# Task directions
From the entries that follow, gather each line holding the word "нормативными".

########################################

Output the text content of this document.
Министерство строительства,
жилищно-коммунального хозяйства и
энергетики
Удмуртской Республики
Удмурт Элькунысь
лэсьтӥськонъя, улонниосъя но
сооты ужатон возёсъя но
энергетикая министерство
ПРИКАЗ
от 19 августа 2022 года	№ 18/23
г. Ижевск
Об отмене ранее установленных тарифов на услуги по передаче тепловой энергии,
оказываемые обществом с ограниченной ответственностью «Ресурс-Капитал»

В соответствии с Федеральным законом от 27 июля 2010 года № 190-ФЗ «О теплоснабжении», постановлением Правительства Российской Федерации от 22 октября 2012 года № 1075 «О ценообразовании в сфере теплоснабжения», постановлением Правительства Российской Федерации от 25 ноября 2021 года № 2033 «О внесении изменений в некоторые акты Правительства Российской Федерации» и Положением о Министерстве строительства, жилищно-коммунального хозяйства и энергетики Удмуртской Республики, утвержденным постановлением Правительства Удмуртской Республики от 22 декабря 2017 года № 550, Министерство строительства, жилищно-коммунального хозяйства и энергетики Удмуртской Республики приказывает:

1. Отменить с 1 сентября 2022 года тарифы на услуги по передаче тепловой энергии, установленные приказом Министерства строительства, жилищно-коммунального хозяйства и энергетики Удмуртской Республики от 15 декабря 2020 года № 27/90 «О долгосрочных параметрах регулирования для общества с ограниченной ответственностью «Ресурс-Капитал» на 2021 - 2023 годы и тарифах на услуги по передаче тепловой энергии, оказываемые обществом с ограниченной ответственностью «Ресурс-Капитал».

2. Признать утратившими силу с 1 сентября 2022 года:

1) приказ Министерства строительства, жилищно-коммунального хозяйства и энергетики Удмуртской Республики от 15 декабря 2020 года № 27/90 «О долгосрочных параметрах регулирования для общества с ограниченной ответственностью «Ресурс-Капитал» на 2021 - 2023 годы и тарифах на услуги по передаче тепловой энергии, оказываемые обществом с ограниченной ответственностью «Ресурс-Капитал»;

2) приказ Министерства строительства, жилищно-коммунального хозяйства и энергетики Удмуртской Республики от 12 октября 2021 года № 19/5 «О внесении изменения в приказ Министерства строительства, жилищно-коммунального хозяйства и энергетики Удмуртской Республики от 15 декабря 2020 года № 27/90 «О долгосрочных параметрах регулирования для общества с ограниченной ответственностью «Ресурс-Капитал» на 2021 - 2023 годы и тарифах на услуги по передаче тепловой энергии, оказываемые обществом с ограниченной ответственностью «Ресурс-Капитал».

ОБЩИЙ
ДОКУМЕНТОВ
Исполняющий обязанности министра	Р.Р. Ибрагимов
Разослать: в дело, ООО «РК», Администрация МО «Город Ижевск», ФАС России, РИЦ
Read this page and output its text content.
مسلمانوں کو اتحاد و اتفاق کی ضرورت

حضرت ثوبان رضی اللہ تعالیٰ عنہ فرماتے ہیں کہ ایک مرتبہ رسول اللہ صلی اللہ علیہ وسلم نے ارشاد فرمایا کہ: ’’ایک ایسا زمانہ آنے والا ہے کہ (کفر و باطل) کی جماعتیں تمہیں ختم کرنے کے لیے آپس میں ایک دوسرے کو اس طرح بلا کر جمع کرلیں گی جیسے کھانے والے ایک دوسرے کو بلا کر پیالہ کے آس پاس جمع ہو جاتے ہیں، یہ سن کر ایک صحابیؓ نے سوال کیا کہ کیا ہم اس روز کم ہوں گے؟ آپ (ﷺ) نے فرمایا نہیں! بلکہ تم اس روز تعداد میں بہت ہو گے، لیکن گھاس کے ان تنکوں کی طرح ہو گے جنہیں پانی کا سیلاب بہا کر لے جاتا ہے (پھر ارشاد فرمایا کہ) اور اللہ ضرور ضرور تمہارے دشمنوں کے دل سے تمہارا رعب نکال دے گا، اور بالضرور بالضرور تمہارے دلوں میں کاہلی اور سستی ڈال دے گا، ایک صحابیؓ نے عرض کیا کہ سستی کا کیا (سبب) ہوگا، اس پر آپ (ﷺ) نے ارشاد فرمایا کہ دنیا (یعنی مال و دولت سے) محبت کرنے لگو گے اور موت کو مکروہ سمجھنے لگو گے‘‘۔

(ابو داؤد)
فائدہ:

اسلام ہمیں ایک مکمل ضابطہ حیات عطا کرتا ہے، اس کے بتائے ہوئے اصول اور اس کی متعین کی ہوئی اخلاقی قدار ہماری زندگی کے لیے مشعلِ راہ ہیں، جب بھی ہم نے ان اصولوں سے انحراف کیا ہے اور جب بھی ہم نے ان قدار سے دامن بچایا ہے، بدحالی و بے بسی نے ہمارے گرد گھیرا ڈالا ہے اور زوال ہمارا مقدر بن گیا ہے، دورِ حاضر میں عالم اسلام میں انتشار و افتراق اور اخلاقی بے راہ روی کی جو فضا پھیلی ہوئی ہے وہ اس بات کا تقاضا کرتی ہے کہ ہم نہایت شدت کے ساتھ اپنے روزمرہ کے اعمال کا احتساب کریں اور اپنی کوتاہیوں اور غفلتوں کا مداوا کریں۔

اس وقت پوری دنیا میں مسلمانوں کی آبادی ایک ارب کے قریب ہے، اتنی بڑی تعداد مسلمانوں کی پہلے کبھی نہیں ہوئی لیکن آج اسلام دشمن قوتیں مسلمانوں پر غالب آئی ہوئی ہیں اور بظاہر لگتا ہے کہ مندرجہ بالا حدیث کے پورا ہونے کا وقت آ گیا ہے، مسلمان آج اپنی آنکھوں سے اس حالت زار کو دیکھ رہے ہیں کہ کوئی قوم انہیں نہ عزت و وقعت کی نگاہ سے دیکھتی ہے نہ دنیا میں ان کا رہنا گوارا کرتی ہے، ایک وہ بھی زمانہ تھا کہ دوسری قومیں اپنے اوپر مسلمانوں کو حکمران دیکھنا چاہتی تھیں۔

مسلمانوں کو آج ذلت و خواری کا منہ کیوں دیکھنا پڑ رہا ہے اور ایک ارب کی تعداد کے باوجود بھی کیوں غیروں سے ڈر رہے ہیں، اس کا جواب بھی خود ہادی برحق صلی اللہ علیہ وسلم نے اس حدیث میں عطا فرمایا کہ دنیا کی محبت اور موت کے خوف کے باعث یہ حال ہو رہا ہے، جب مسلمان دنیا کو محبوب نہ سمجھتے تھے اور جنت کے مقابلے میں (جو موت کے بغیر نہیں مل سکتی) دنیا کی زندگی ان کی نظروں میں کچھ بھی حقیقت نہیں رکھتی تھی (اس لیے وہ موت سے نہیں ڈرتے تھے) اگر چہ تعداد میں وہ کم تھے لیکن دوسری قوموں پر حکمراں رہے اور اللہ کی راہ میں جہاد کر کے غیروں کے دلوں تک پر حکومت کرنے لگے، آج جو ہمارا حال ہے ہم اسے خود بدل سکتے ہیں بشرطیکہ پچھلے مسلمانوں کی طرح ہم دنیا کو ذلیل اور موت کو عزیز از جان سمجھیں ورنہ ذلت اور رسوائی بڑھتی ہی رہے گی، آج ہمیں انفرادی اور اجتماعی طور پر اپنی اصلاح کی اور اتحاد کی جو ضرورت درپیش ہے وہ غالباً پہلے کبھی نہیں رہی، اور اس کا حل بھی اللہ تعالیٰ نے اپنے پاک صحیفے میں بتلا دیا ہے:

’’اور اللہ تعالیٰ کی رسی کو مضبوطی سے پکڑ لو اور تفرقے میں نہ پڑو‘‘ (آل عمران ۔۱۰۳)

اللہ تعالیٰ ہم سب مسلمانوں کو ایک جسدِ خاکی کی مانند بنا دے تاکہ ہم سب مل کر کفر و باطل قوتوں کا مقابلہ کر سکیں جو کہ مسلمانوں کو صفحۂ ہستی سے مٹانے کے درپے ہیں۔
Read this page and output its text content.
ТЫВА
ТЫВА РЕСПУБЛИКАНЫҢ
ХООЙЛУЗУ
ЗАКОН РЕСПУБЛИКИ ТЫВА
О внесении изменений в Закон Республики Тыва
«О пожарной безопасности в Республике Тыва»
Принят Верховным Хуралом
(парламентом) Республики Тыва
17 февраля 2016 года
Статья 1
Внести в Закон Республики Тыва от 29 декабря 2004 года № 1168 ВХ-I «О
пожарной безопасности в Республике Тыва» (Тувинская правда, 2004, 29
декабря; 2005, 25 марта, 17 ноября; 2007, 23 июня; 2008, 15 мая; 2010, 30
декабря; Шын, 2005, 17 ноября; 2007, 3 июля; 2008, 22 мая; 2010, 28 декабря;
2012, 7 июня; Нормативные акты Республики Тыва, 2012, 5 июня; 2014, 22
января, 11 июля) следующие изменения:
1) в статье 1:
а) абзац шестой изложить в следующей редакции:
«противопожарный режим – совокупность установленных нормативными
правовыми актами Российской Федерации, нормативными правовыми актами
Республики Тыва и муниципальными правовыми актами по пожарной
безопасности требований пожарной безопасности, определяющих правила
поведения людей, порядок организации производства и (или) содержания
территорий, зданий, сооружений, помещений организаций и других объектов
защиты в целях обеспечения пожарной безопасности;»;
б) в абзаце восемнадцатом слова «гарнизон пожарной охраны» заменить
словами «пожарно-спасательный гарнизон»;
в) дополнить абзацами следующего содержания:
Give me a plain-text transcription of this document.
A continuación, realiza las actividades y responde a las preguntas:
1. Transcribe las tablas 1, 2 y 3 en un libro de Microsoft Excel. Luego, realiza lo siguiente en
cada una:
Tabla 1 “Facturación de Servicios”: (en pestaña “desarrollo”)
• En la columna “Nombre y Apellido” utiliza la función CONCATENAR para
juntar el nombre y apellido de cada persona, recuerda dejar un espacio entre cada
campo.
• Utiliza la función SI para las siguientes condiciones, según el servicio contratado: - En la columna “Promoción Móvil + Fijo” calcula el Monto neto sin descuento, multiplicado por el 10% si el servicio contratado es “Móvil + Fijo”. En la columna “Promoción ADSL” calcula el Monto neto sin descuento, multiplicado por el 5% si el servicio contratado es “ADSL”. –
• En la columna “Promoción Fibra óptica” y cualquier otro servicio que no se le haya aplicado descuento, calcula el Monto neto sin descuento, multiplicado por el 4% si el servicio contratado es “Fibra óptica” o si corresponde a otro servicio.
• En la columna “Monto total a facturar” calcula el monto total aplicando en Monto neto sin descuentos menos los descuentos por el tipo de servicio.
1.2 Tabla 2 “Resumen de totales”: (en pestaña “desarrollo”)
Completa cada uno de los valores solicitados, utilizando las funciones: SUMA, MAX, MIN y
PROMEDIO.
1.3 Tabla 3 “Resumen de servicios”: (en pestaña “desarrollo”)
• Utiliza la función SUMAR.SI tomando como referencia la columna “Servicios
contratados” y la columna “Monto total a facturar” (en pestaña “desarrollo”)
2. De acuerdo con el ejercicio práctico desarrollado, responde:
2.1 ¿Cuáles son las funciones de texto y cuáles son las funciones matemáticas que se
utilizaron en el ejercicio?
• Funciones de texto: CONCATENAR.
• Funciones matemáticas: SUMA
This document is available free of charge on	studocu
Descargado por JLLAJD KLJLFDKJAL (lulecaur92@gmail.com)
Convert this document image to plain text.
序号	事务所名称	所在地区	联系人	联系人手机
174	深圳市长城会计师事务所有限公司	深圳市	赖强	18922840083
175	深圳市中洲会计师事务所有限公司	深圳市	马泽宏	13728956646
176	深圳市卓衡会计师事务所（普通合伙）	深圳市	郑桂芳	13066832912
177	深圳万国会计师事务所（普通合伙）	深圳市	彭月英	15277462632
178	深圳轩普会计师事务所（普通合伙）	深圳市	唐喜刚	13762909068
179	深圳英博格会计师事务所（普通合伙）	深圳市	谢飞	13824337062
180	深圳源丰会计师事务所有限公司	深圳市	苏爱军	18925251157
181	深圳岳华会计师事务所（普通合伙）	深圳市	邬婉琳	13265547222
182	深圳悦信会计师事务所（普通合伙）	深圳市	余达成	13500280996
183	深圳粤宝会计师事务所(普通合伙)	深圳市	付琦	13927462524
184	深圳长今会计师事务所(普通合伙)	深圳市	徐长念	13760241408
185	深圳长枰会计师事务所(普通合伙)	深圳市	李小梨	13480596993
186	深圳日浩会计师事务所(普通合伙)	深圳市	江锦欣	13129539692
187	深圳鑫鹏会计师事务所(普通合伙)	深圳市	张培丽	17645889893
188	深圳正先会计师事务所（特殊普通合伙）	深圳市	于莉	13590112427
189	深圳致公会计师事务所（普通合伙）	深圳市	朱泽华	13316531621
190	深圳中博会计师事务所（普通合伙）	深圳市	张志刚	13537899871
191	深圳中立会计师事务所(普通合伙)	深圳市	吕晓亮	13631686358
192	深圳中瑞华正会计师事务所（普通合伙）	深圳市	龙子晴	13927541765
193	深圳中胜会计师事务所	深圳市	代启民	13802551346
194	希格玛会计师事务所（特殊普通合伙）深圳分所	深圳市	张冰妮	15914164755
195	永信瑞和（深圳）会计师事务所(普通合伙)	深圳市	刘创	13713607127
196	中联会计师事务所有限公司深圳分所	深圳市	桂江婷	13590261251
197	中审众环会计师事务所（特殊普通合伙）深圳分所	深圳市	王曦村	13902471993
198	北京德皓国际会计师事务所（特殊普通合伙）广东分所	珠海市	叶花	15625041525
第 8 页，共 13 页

########################################

# Correct answer
«противопожарный режим – совокупность установленных нормативными
правовыми актами Российской Федерации, нормативными правовыми актами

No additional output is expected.